Reproduce exactly the lines from the one containing "Transcribe the text in this document." through the end of the entries, including both. Drop the pictures.

Collected data entries
§ §
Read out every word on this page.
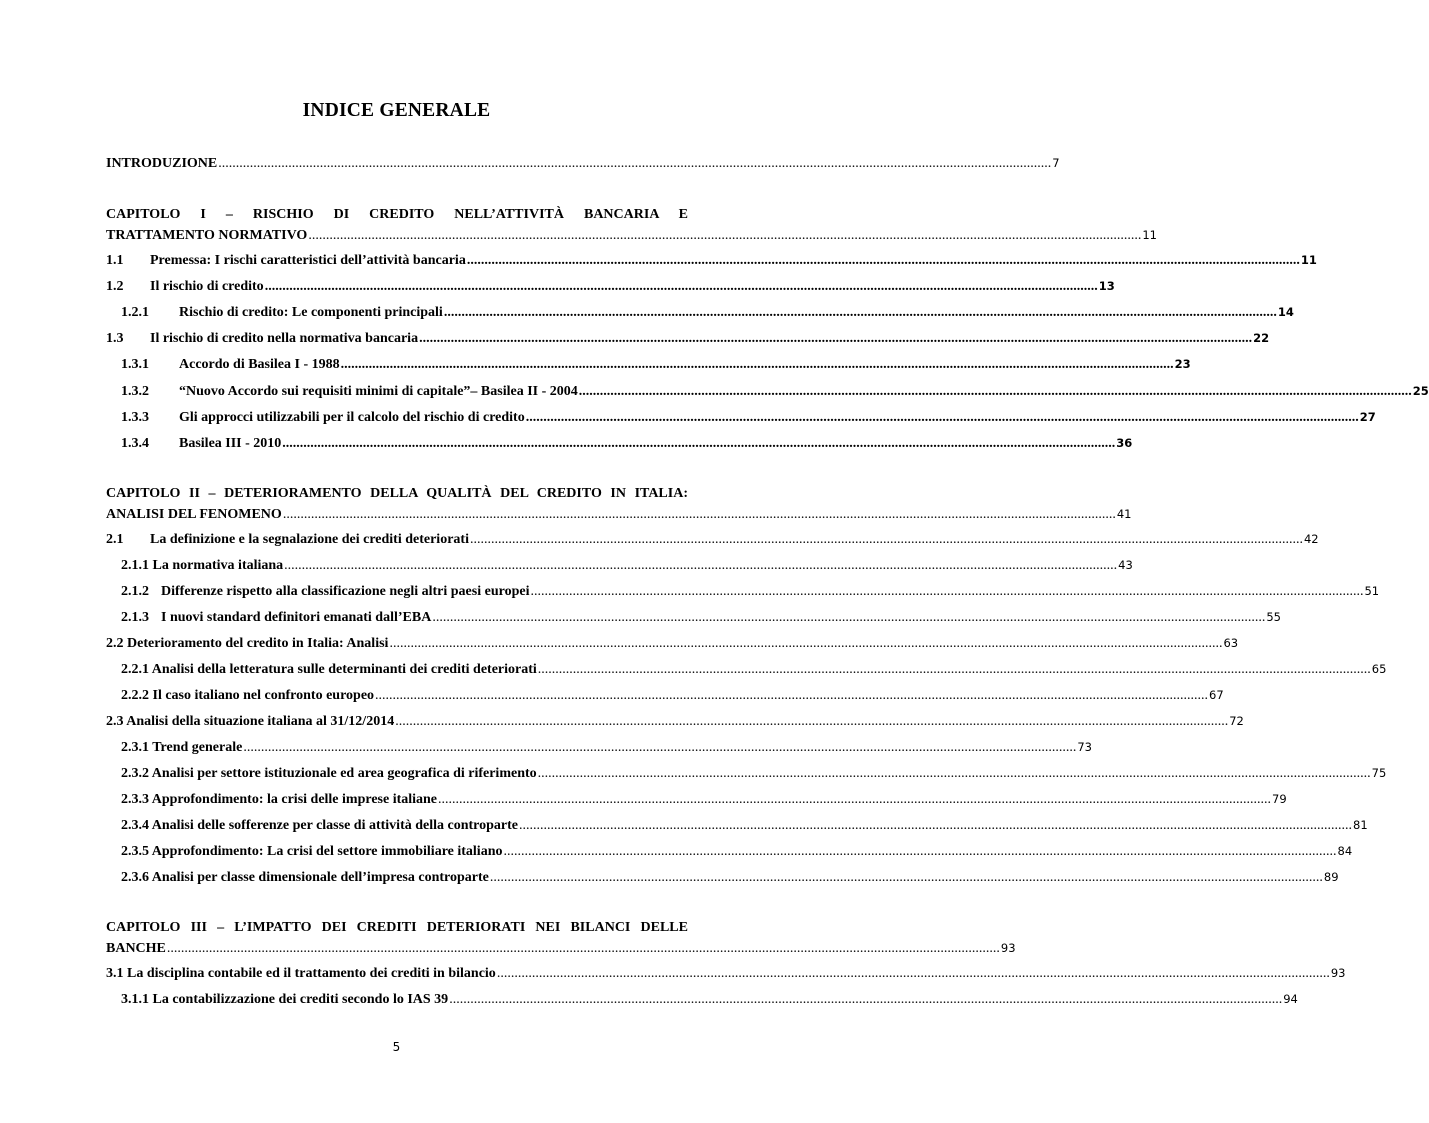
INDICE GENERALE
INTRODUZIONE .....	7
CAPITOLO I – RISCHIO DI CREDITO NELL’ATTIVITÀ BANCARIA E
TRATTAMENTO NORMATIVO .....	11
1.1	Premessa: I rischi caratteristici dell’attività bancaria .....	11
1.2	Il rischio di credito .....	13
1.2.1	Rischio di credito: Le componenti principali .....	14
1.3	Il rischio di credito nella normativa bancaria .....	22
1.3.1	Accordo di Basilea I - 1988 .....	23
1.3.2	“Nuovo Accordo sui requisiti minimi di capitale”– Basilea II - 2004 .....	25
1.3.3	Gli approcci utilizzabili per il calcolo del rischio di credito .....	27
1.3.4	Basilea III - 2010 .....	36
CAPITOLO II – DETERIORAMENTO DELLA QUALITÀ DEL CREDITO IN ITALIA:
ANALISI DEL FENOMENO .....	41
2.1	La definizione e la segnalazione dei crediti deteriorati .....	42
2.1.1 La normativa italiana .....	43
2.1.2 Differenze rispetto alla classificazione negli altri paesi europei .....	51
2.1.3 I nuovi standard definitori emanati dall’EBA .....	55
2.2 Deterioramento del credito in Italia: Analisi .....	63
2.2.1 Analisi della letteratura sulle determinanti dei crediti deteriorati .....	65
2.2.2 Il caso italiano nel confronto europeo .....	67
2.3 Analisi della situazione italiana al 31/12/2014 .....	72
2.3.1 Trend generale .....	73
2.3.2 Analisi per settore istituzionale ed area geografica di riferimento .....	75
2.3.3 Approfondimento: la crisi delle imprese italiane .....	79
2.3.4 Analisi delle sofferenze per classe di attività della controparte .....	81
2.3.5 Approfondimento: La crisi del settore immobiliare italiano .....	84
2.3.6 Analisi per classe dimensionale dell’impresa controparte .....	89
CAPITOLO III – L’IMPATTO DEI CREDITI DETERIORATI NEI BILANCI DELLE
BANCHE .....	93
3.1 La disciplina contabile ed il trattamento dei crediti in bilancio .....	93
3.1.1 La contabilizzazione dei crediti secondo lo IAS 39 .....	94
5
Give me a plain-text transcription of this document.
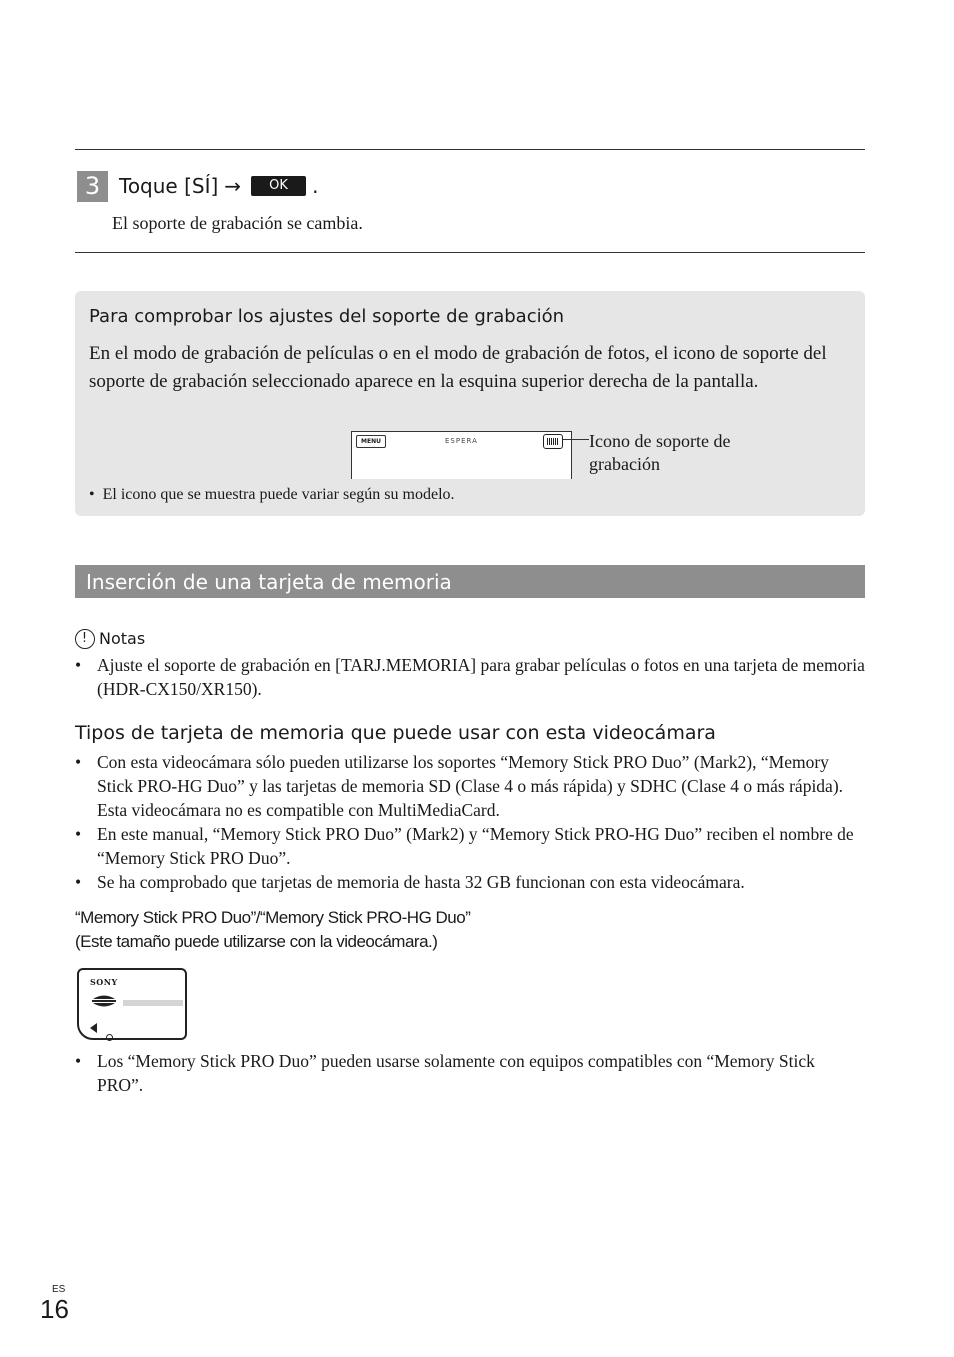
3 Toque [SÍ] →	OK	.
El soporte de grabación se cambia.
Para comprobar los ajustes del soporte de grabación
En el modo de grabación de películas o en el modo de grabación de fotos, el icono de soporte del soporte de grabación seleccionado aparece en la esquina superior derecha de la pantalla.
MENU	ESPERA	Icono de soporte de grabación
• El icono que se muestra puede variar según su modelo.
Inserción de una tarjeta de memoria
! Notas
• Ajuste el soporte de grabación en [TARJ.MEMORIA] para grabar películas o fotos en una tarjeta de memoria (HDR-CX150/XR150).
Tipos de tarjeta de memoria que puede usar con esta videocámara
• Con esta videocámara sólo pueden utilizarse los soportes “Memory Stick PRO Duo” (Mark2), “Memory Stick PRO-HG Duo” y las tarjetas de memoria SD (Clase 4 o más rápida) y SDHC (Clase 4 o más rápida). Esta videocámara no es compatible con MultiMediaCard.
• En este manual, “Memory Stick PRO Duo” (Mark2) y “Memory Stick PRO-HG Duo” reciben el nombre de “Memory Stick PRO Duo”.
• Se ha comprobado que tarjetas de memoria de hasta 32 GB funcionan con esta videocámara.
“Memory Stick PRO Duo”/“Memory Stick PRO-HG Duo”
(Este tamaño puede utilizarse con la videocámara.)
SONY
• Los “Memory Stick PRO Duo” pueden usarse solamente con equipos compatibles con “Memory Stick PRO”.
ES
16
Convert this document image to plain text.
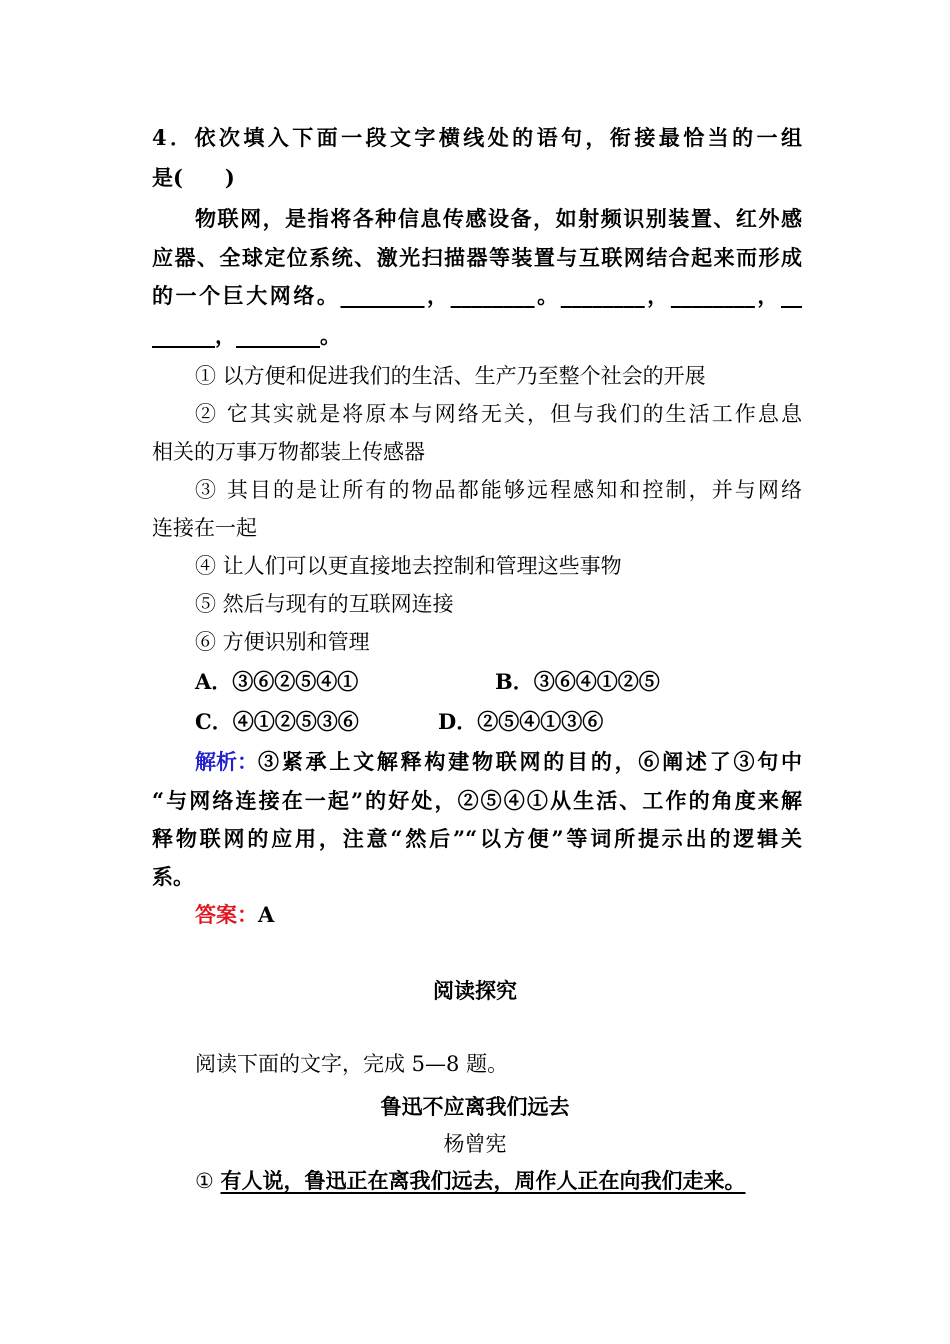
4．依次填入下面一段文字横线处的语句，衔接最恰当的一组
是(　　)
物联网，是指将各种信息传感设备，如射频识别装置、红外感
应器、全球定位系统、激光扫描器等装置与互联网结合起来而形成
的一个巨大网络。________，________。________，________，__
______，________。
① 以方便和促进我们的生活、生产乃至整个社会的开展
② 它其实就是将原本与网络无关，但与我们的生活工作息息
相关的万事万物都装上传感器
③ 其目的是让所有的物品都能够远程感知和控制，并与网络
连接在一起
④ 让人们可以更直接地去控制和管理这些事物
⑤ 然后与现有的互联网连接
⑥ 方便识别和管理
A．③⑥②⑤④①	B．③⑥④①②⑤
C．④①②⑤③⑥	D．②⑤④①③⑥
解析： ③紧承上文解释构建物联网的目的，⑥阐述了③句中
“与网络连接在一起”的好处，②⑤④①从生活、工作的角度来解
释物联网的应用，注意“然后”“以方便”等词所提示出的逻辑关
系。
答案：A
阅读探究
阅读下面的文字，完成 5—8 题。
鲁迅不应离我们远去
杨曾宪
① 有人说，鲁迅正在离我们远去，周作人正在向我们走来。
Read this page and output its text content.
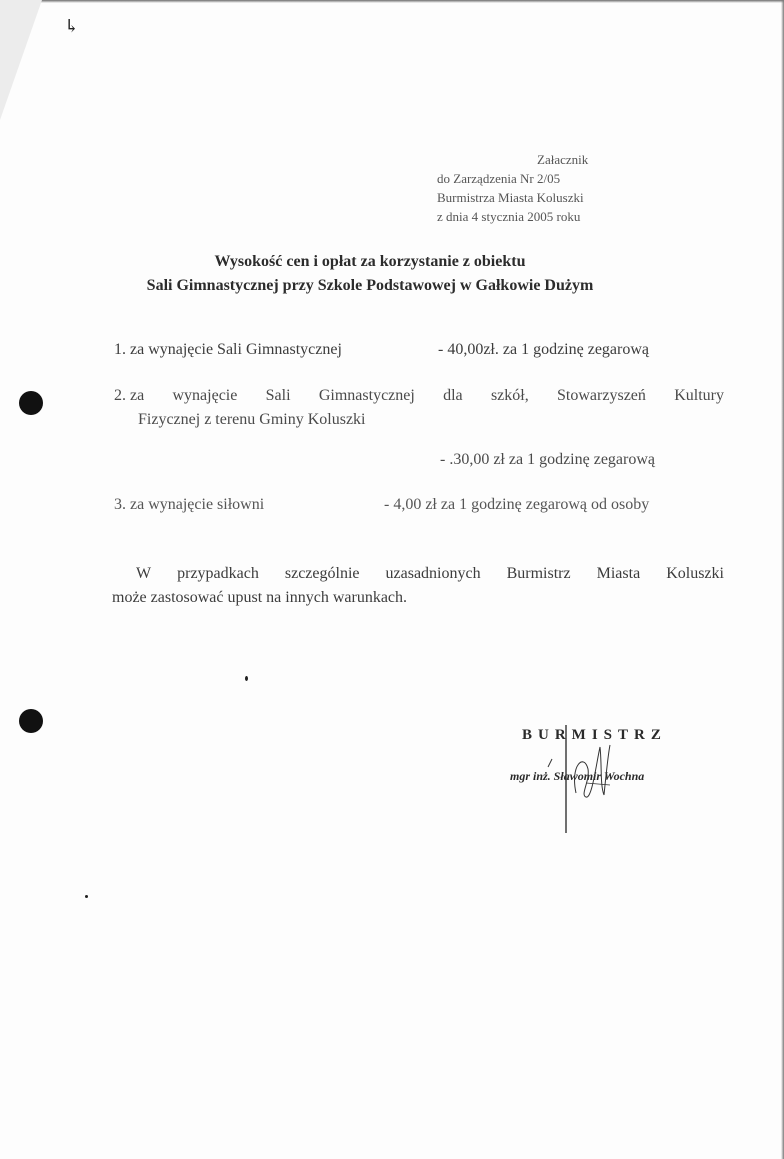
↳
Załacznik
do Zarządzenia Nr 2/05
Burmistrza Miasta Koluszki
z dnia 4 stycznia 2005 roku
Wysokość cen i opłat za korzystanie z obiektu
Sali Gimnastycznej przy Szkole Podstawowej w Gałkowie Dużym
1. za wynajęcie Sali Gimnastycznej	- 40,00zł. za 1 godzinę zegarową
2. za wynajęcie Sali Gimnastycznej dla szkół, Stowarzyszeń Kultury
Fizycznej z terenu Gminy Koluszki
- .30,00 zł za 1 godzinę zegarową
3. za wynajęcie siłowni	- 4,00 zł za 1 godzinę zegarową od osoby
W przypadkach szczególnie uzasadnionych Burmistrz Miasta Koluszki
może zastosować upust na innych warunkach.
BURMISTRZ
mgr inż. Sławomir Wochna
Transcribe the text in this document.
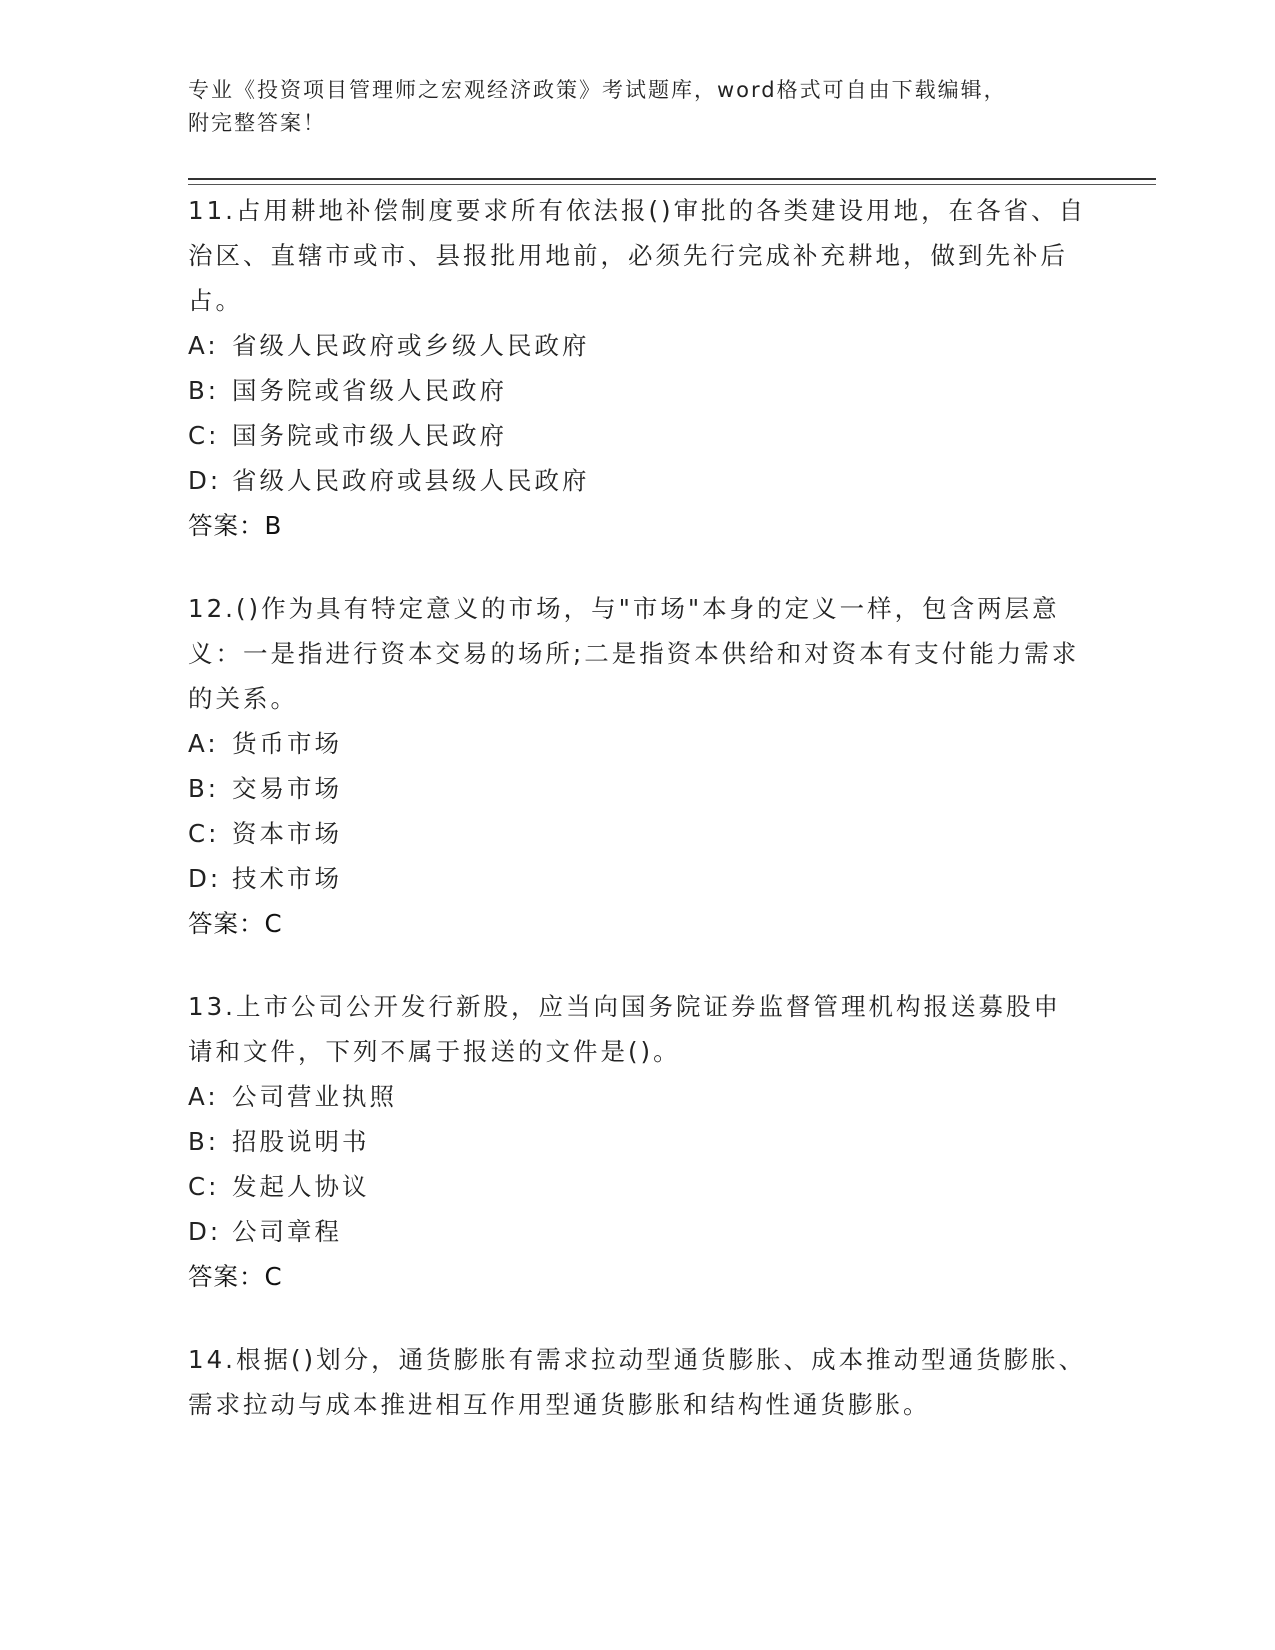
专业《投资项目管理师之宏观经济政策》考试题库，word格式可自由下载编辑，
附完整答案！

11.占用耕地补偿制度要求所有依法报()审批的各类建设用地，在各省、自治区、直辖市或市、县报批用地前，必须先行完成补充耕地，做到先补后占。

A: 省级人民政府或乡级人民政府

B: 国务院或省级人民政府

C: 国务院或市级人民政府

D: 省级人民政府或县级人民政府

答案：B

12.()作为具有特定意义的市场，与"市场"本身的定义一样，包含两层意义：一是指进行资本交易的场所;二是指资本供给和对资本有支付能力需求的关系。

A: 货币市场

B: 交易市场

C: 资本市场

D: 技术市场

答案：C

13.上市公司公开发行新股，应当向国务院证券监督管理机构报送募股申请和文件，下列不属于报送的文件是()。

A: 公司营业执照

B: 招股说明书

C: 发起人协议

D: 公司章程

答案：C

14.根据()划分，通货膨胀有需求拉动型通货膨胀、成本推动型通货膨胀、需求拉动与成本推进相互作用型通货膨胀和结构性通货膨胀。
§ §
## [Solution for this task]
Transcribe the text in this document.
专业《投资项目管理师之宏观经济政策》考试题库，word格式可自由下载编辑，
附完整答案！

11.占用耕地补偿制度要求所有依法报()审批的各类建设用地，在各省、自治区、直辖市或市、县报批用地前，必须先行完成补充耕地，做到先补后占。

A: 省级人民政府或乡级人民政府

B: 国务院或省级人民政府

C: 国务院或市级人民政府

D: 省级人民政府或县级人民政府

答案：B

12.()作为具有特定意义的市场，与"市场"本身的定义一样，包含两层意义：一是指进行资本交易的场所;二是指资本供给和对资本有支付能力需求的关系。

A: 货币市场

B: 交易市场

C: 资本市场

D: 技术市场

答案：C

13.上市公司公开发行新股，应当向国务院证券监督管理机构报送募股申请和文件，下列不属于报送的文件是()。

A: 公司营业执照

B: 招股说明书

C: 发起人协议

D: 公司章程

答案：C

14.根据()划分，通货膨胀有需求拉动型通货膨胀、成本推动型通货膨胀、需求拉动与成本推进相互作用型通货膨胀和结构性通货膨胀。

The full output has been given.